REQUIRED TASK ▸
Repeat each entry as written, dropping any picture you find.
++++++++++++++++++++
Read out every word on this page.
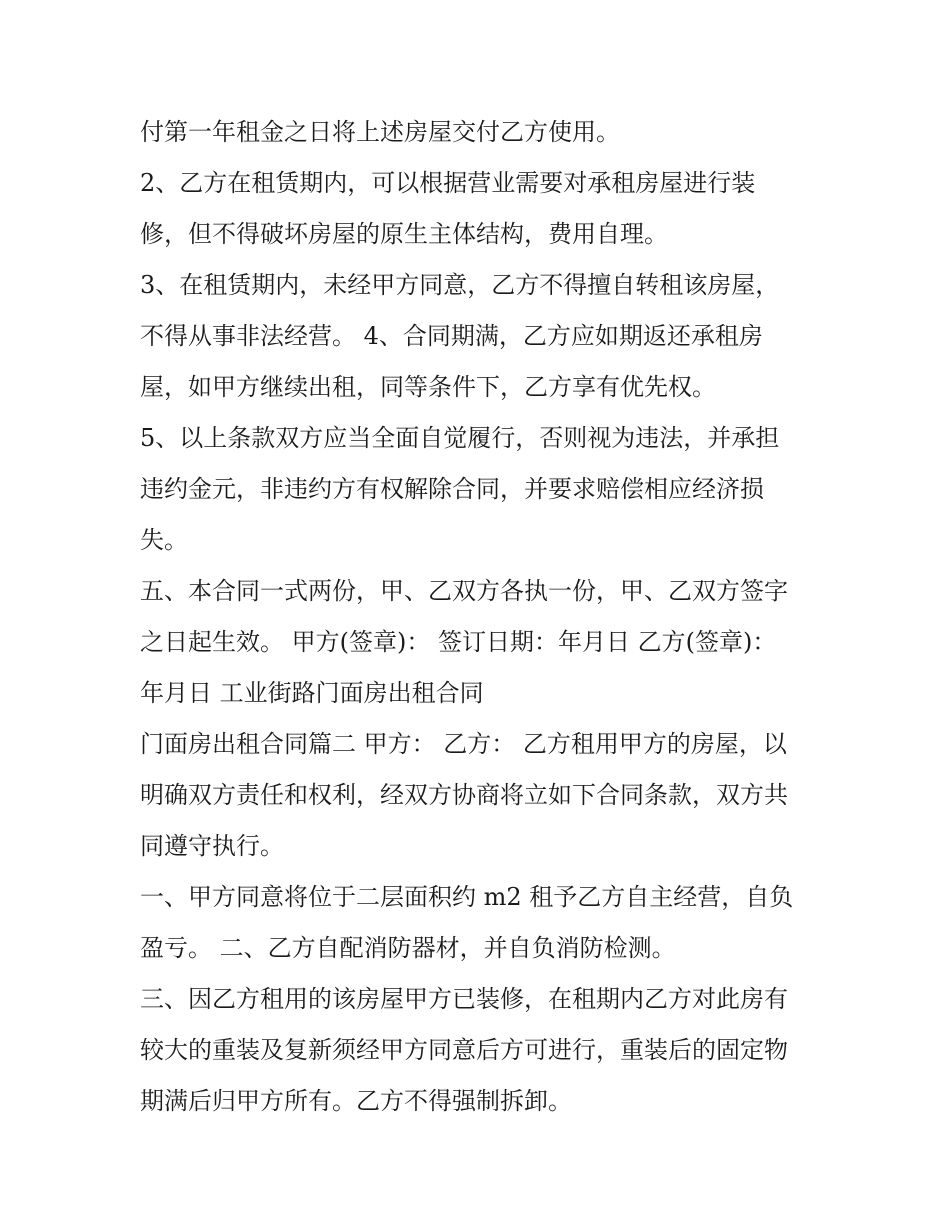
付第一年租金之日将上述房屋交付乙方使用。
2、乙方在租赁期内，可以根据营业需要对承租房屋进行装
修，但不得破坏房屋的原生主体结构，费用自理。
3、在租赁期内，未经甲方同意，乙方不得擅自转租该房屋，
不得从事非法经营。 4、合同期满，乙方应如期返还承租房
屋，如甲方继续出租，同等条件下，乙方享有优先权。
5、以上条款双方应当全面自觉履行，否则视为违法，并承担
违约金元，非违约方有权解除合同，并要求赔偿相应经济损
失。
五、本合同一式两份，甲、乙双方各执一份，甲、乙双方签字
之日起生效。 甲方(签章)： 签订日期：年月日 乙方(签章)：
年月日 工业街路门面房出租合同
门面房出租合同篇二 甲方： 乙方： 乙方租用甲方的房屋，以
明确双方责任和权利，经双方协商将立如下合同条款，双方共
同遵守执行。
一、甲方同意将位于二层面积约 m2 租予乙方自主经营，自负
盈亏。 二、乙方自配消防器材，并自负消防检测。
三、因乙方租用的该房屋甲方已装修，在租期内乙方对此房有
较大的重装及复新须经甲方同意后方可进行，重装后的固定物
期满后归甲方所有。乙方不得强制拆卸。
++++++++++++++++++++
SOLUTION ▸
Read out every word on this page.
付第一年租金之日将上述房屋交付乙方使用。
2、乙方在租赁期内，可以根据营业需要对承租房屋进行装
修，但不得破坏房屋的原生主体结构，费用自理。
3、在租赁期内，未经甲方同意，乙方不得擅自转租该房屋，
不得从事非法经营。 4、合同期满，乙方应如期返还承租房
屋，如甲方继续出租，同等条件下，乙方享有优先权。
5、以上条款双方应当全面自觉履行，否则视为违法，并承担
违约金元，非违约方有权解除合同，并要求赔偿相应经济损
失。
五、本合同一式两份，甲、乙双方各执一份，甲、乙双方签字
之日起生效。 甲方(签章)： 签订日期：年月日 乙方(签章)：
年月日 工业街路门面房出租合同
门面房出租合同篇二 甲方： 乙方： 乙方租用甲方的房屋，以
明确双方责任和权利，经双方协商将立如下合同条款，双方共
同遵守执行。
一、甲方同意将位于二层面积约 m2 租予乙方自主经营，自负
盈亏。 二、乙方自配消防器材，并自负消防检测。
三、因乙方租用的该房屋甲方已装修，在租期内乙方对此房有
较大的重装及复新须经甲方同意后方可进行，重装后的固定物
期满后归甲方所有。乙方不得强制拆卸。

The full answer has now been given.